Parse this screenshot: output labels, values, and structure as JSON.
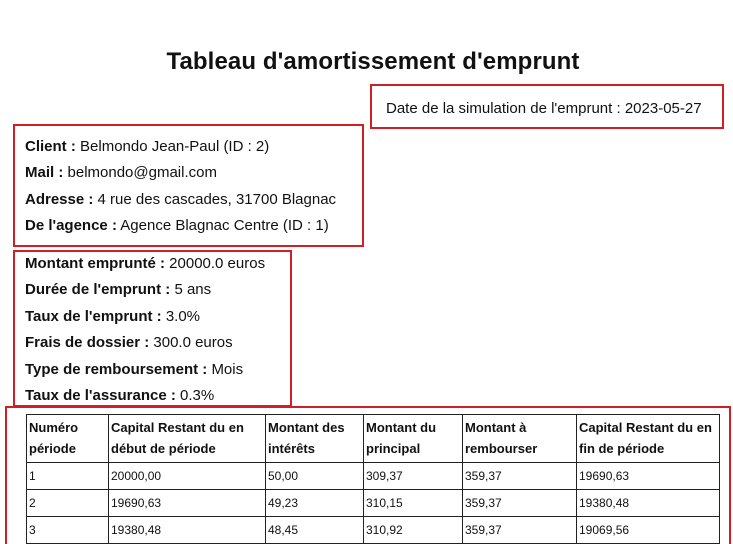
{
  "title": "Tableau d'amortissement d'emprunt",
  "simulation": {
    "label": "Date de la simulation de l'emprunt :",
    "value": "2023-05-27"
  },
  "client": {
    "client_label": "Client :",
    "client_value": "Belmondo Jean-Paul (ID : 2)",
    "mail_label": "Mail :",
    "mail_value": "belmondo@gmail.com",
    "address_label": "Adresse :",
    "address_value": "4 rue des cascades, 31700 Blagnac",
    "agency_label": "De l'agence :",
    "agency_value": "Agence Blagnac Centre (ID : 1)"
  },
  "loan": {
    "amount_label": "Montant emprunté :",
    "amount_value": "20000.0 euros",
    "duration_label": "Durée de l'emprunt :",
    "duration_value": "5 ans",
    "rate_label": "Taux de l'emprunt :",
    "rate_value": "3.0%",
    "fees_label": "Frais de dossier :",
    "fees_value": "300.0 euros",
    "repayment_label": "Type de remboursement :",
    "repayment_value": "Mois",
    "insurance_label": "Taux de l'assurance :",
    "insurance_value": "0.3%"
  },
  "table": {
    "headers": [
      "Numéro période",
      "Capital Restant du en début de période",
      "Montant des intérêts",
      "Montant du principal",
      "Montant à rembourser",
      "Capital Restant du en fin de période"
    ],
    "rows": [
      [
        "1",
        "20000,00",
        "50,00",
        "309,37",
        "359,37",
        "19690,63"
      ],
      [
        "2",
        "19690,63",
        "49,23",
        "310,15",
        "359,37",
        "19380,48"
      ],
      [
        "3",
        "19380,48",
        "48,45",
        "310,92",
        "359,37",
        "19069,56"
      ]
    ]
  }
}
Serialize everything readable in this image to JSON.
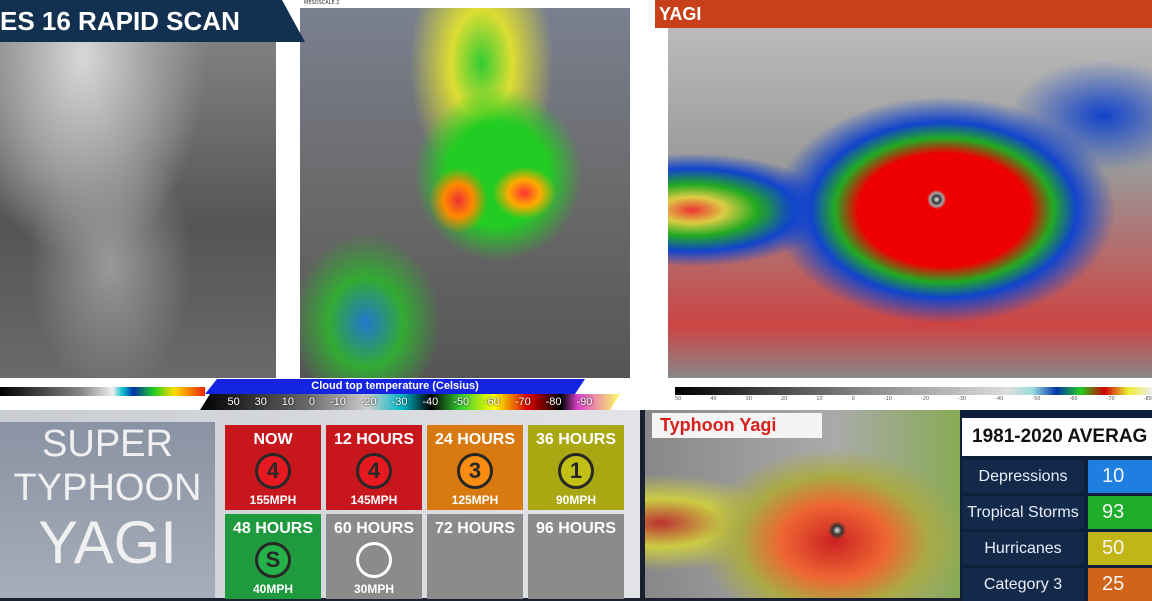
{
  "top_left": {
    "title": "ES 16 RAPID SCAN",
    "sat_header": "MESOSCALE 2",
    "colorbar_title": "Cloud top temperature (Celsius)",
    "colorbar_ticks": [
      "50",
      "30",
      "10",
      "0",
      "-10",
      "-20",
      "-30",
      "-40",
      "-50",
      "-60",
      "-70",
      "-80",
      "-90"
    ]
  },
  "top_right": {
    "title": "YAGI",
    "colorbar_ticks": [
      "50",
      "40",
      "30",
      "20",
      "10",
      "0",
      "-10",
      "-20",
      "-30",
      "-40",
      "-50",
      "-60",
      "-70",
      "-80"
    ]
  },
  "storm_name": {
    "line1": "SUPER",
    "line2": "TYPHOON",
    "line3": "YAGI"
  },
  "forecast": [
    {
      "label": "NOW",
      "category": "4",
      "wind": "155MPH",
      "color": "#c8161d"
    },
    {
      "label": "12 HOURS",
      "category": "4",
      "wind": "145MPH",
      "color": "#c8161d"
    },
    {
      "label": "24 HOURS",
      "category": "3",
      "wind": "125MPH",
      "color": "#d97a10"
    },
    {
      "label": "36 HOURS",
      "category": "1",
      "wind": "90MPH",
      "color": "#a9a712"
    },
    {
      "label": "48 HOURS",
      "category": "S",
      "wind": "40MPH",
      "color": "#1f9a3e"
    },
    {
      "label": "60 HOURS",
      "category": "",
      "wind": "30MPH",
      "color": "#8b8b8b"
    },
    {
      "label": "72 HOURS",
      "category": "",
      "wind": "",
      "color": "#8b8b8b"
    },
    {
      "label": "96 HOURS",
      "category": "",
      "wind": "",
      "color": "#8b8b8b"
    }
  ],
  "bottom_right": {
    "label": "Typhoon Yagi",
    "stats_title": "1981-2020 AVERAG",
    "rows": [
      {
        "label": "Depressions",
        "value": "10",
        "color": "#1e7fe0"
      },
      {
        "label": "Tropical Storms",
        "value": "93",
        "color": "#1fae2a"
      },
      {
        "label": "Hurricanes",
        "value": "50",
        "color": "#c2b616"
      },
      {
        "label": "Category 3",
        "value": "25",
        "color": "#d2641a"
      }
    ]
  }
}
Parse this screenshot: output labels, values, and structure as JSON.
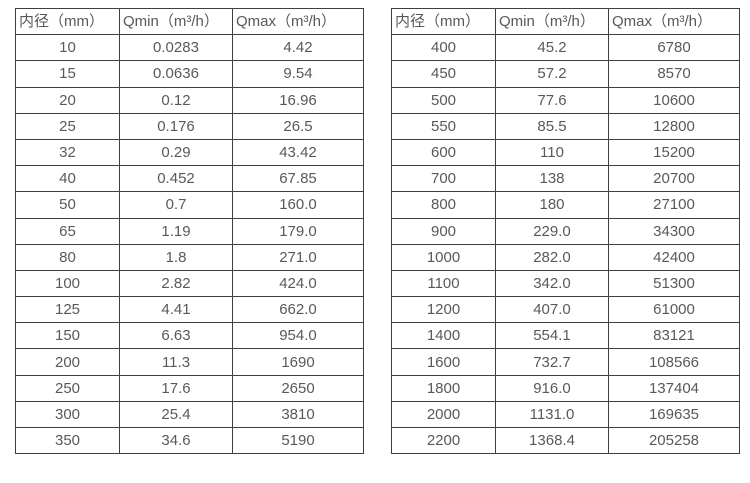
{
  "colors": {
    "background": "#ffffff",
    "table_border": "#3f3f3f",
    "table_text": "#595959"
  },
  "column_keys": [
    "diameter",
    "qmin",
    "qmax"
  ],
  "tables": [
    {
      "name": "small-diameters",
      "headers": {
        "diameter": "内径（mm）",
        "qmin": "Qmin（m³/h）",
        "qmax": "Qmax（m³/h）"
      },
      "rows": [
        [
          "10",
          "0.0283",
          "4.42"
        ],
        [
          "15",
          "0.0636",
          "9.54"
        ],
        [
          "20",
          "0.12",
          "16.96"
        ],
        [
          "25",
          "0.176",
          "26.5"
        ],
        [
          "32",
          "0.29",
          "43.42"
        ],
        [
          "40",
          "0.452",
          "67.85"
        ],
        [
          "50",
          "0.7",
          "160.0"
        ],
        [
          "65",
          "1.19",
          "179.0"
        ],
        [
          "80",
          "1.8",
          "271.0"
        ],
        [
          "100",
          "2.82",
          "424.0"
        ],
        [
          "125",
          "4.41",
          "662.0"
        ],
        [
          "150",
          "6.63",
          "954.0"
        ],
        [
          "200",
          "11.3",
          "1690"
        ],
        [
          "250",
          "17.6",
          "2650"
        ],
        [
          "300",
          "25.4",
          "3810"
        ],
        [
          "350",
          "34.6",
          "5190"
        ]
      ]
    },
    {
      "name": "large-diameters",
      "headers": {
        "diameter": "内径（mm）",
        "qmin": "Qmin（m³/h）",
        "qmax": "Qmax（m³/h）"
      },
      "rows": [
        [
          "400",
          "45.2",
          "6780"
        ],
        [
          "450",
          "57.2",
          "8570"
        ],
        [
          "500",
          "77.6",
          "10600"
        ],
        [
          "550",
          "85.5",
          "12800"
        ],
        [
          "600",
          "110",
          "15200"
        ],
        [
          "700",
          "138",
          "20700"
        ],
        [
          "800",
          "180",
          "27100"
        ],
        [
          "900",
          "229.0",
          "34300"
        ],
        [
          "1000",
          "282.0",
          "42400"
        ],
        [
          "1100",
          "342.0",
          "51300"
        ],
        [
          "1200",
          "407.0",
          "61000"
        ],
        [
          "1400",
          "554.1",
          "83121"
        ],
        [
          "1600",
          "732.7",
          "108566"
        ],
        [
          "1800",
          "916.0",
          "137404"
        ],
        [
          "2000",
          "1131.0",
          "169635"
        ],
        [
          "2200",
          "1368.4",
          "205258"
        ]
      ]
    }
  ]
}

== Request ==
Review the preceding data and report every line that includes the string "simulation".

== Task response ==
  "simulation": {
    "label": "Date de la simulation de l'emprunt :",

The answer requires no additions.